Set problem: Tell how many lines in these records contain the string "this", with only the number as the reply.

Data extract:
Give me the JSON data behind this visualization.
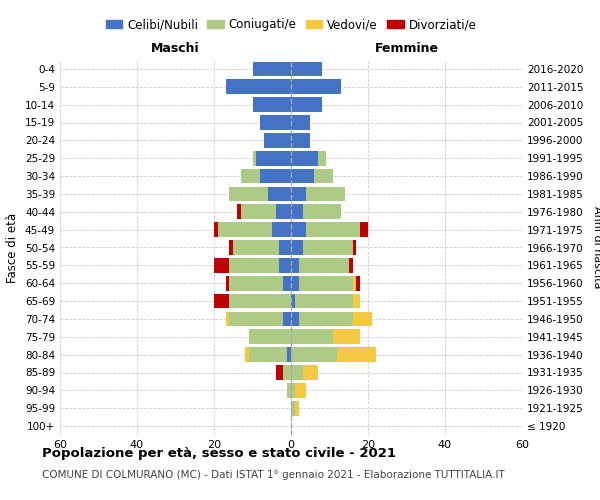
{
  "age_groups": [
    "100+",
    "95-99",
    "90-94",
    "85-89",
    "80-84",
    "75-79",
    "70-74",
    "65-69",
    "60-64",
    "55-59",
    "50-54",
    "45-49",
    "40-44",
    "35-39",
    "30-34",
    "25-29",
    "20-24",
    "15-19",
    "10-14",
    "5-9",
    "0-4"
  ],
  "maschi": {
    "celibi": [
      0,
      0,
      0,
      0,
      1,
      0,
      2,
      0,
      2,
      3,
      3,
      5,
      4,
      6,
      8,
      9,
      7,
      8,
      10,
      17,
      10
    ],
    "coniugati": [
      0,
      0,
      1,
      2,
      10,
      11,
      14,
      16,
      14,
      13,
      12,
      14,
      9,
      10,
      5,
      1,
      0,
      0,
      0,
      0,
      0
    ],
    "vedovi": [
      0,
      0,
      0,
      0,
      1,
      0,
      1,
      0,
      0,
      0,
      0,
      0,
      0,
      0,
      0,
      0,
      0,
      0,
      0,
      0,
      0
    ],
    "divorziati": [
      0,
      0,
      0,
      2,
      0,
      0,
      0,
      4,
      1,
      4,
      1,
      1,
      1,
      0,
      0,
      0,
      0,
      0,
      0,
      0,
      0
    ]
  },
  "femmine": {
    "nubili": [
      0,
      0,
      0,
      0,
      0,
      0,
      2,
      1,
      2,
      2,
      3,
      4,
      3,
      4,
      6,
      7,
      5,
      5,
      8,
      13,
      8
    ],
    "coniugate": [
      0,
      1,
      1,
      3,
      12,
      11,
      14,
      15,
      14,
      13,
      13,
      14,
      10,
      10,
      5,
      2,
      0,
      0,
      0,
      0,
      0
    ],
    "vedove": [
      0,
      1,
      3,
      4,
      10,
      7,
      5,
      2,
      1,
      0,
      0,
      0,
      0,
      0,
      0,
      0,
      0,
      0,
      0,
      0,
      0
    ],
    "divorziate": [
      0,
      0,
      0,
      0,
      0,
      0,
      0,
      0,
      1,
      1,
      1,
      2,
      0,
      0,
      0,
      0,
      0,
      0,
      0,
      0,
      0
    ]
  },
  "colors": {
    "celibi": "#4472C4",
    "coniugati": "#AECB85",
    "vedovi": "#F5C842",
    "divorziati": "#C00000"
  },
  "title": "Popolazione per età, sesso e stato civile - 2021",
  "subtitle": "COMUNE DI COLMURANO (MC) - Dati ISTAT 1° gennaio 2021 - Elaborazione TUTTITALIA.IT",
  "xlabel_maschi": "Maschi",
  "xlabel_femmine": "Femmine",
  "ylabel": "Fasce di età",
  "ylabel_right": "Anni di nascita",
  "right_labels": [
    "≤ 1920",
    "1921-1925",
    "1926-1930",
    "1931-1935",
    "1936-1940",
    "1941-1945",
    "1946-1950",
    "1951-1955",
    "1956-1960",
    "1961-1965",
    "1966-1970",
    "1971-1975",
    "1976-1980",
    "1981-1985",
    "1986-1990",
    "1991-1995",
    "1996-2000",
    "2001-2005",
    "2006-2010",
    "2011-2015",
    "2016-2020"
  ],
  "xlim": 60,
  "bg_color": "#FFFFFF",
  "grid_color": "#CCCCCC"
}
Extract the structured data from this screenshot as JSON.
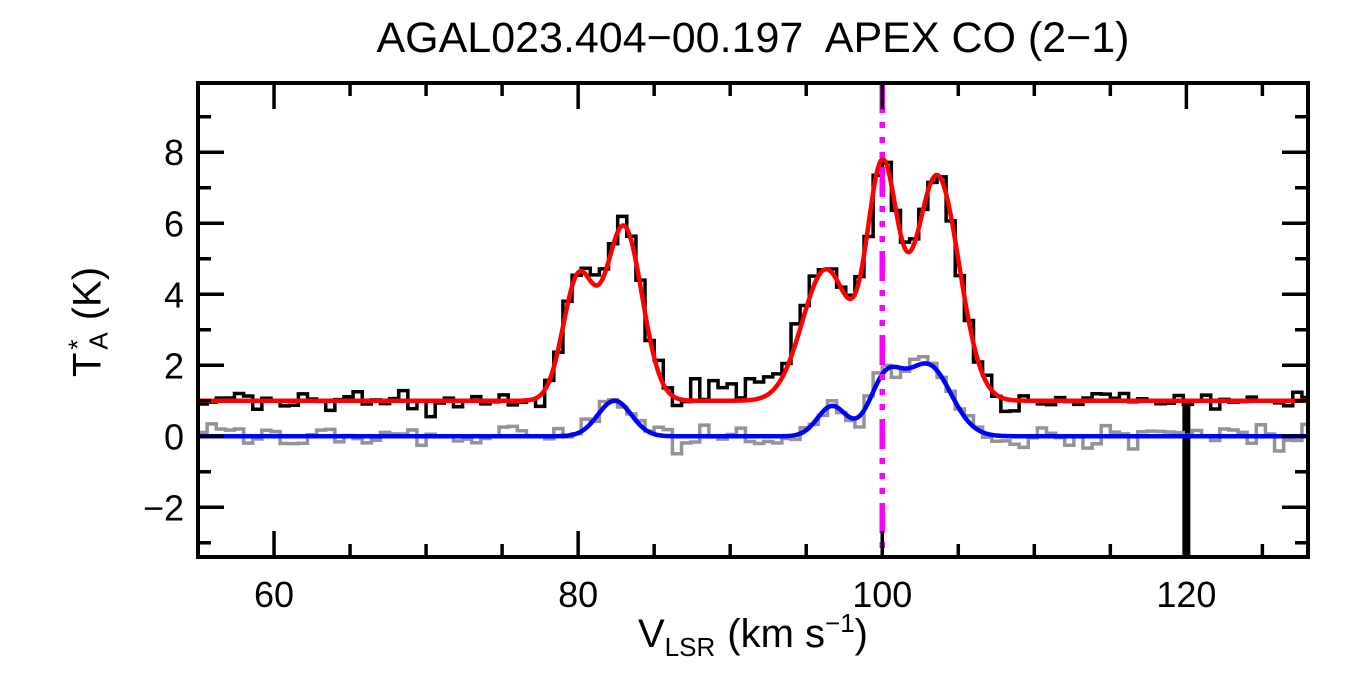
{
  "chart_data": {
    "type": "line",
    "title": "AGAL023.404−00.197  APEX CO (2−1)",
    "xlabel": "V_LSR (km s^-1)",
    "ylabel": "T_A* (K)",
    "xlabel_parts": {
      "main": "V",
      "sub": "LSR",
      "mid": "(km s",
      "sup": "−1",
      "end": ")"
    },
    "ylabel_parts": {
      "main": "T",
      "sup": "*",
      "sub": "A",
      "unit": "(K)"
    },
    "xlim": [
      55,
      128
    ],
    "ylim": [
      -3.4,
      9.95
    ],
    "grid": false,
    "legend": false,
    "background": "#FFFFFF",
    "frame_color": "#000000",
    "text_color": "#000000",
    "x_ticks": {
      "values": [
        60,
        80,
        100,
        120
      ],
      "labels": [
        "60",
        "80",
        "100",
        "120"
      ],
      "minor_step": 5
    },
    "y_ticks": {
      "values": [
        -2,
        0,
        2,
        4,
        6,
        8
      ],
      "labels": [
        "−2",
        "0",
        "2",
        "4",
        "6",
        "8"
      ],
      "minor_step": 1
    },
    "marker_line": {
      "x": 100.0,
      "color": "#FF00FF",
      "style": "dash-dot-dot-dot",
      "meaning": "fitted LSR velocity marker"
    },
    "channel_width": 0.6,
    "noise_sigma": 0.16,
    "seed": 20,
    "series": [
      {
        "name": "co21-spectrum",
        "kind": "histogram",
        "color": "#000000",
        "baseline": 1.0,
        "gaussians": [
          {
            "amp": 3.4,
            "center": 80.0,
            "sigma": 1.0
          },
          {
            "amp": 4.9,
            "center": 83.0,
            "sigma": 1.2
          },
          {
            "amp": 0.45,
            "center": 91.5,
            "sigma": 3.5
          },
          {
            "amp": 3.7,
            "center": 96.3,
            "sigma": 1.55
          },
          {
            "amp": 6.3,
            "center": 100.0,
            "sigma": 1.0
          },
          {
            "amp": 6.35,
            "center": 103.6,
            "sigma": 1.45
          }
        ],
        "spike": {
          "x": 120.0,
          "top": 1.0,
          "bottom": -3.4
        }
      },
      {
        "name": "second-spectrum",
        "kind": "histogram",
        "color": "#949494",
        "baseline": 0.0,
        "gaussians": [
          {
            "amp": 1.0,
            "center": 82.4,
            "sigma": 1.1
          },
          {
            "amp": 0.85,
            "center": 96.7,
            "sigma": 0.95
          },
          {
            "amp": 1.5,
            "center": 100.2,
            "sigma": 1.05
          },
          {
            "amp": 2.0,
            "center": 103.0,
            "sigma": 1.5
          }
        ]
      },
      {
        "name": "second-spectrum-fit",
        "kind": "curve",
        "color": "#0000FF",
        "baseline": 0.0,
        "gaussians": [
          {
            "amp": 1.0,
            "center": 82.4,
            "sigma": 1.1
          },
          {
            "amp": 0.85,
            "center": 96.7,
            "sigma": 0.95
          },
          {
            "amp": 1.5,
            "center": 100.2,
            "sigma": 1.05
          },
          {
            "amp": 2.0,
            "center": 103.0,
            "sigma": 1.5
          }
        ]
      },
      {
        "name": "co21-spectrum-fit",
        "kind": "curve",
        "color": "#FF0000",
        "baseline": 1.0,
        "gaussians": [
          {
            "amp": 3.4,
            "center": 80.0,
            "sigma": 1.0
          },
          {
            "amp": 4.9,
            "center": 83.0,
            "sigma": 1.2
          },
          {
            "amp": 3.7,
            "center": 96.3,
            "sigma": 1.55
          },
          {
            "amp": 6.3,
            "center": 100.0,
            "sigma": 1.0
          },
          {
            "amp": 6.35,
            "center": 103.6,
            "sigma": 1.45
          }
        ]
      }
    ],
    "peak_annotations": {
      "co21_peaks_K": [
        4.7,
        6.0,
        4.8,
        7.8,
        7.4
      ],
      "co21_peak_velocities_kms": [
        80.0,
        83.0,
        96.3,
        100.0,
        103.6
      ],
      "second_peaks_K": [
        1.0,
        0.9,
        1.9,
        2.0
      ],
      "second_peak_velocities_kms": [
        82.4,
        96.7,
        100.2,
        103.0
      ]
    }
  }
}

Final answer: 2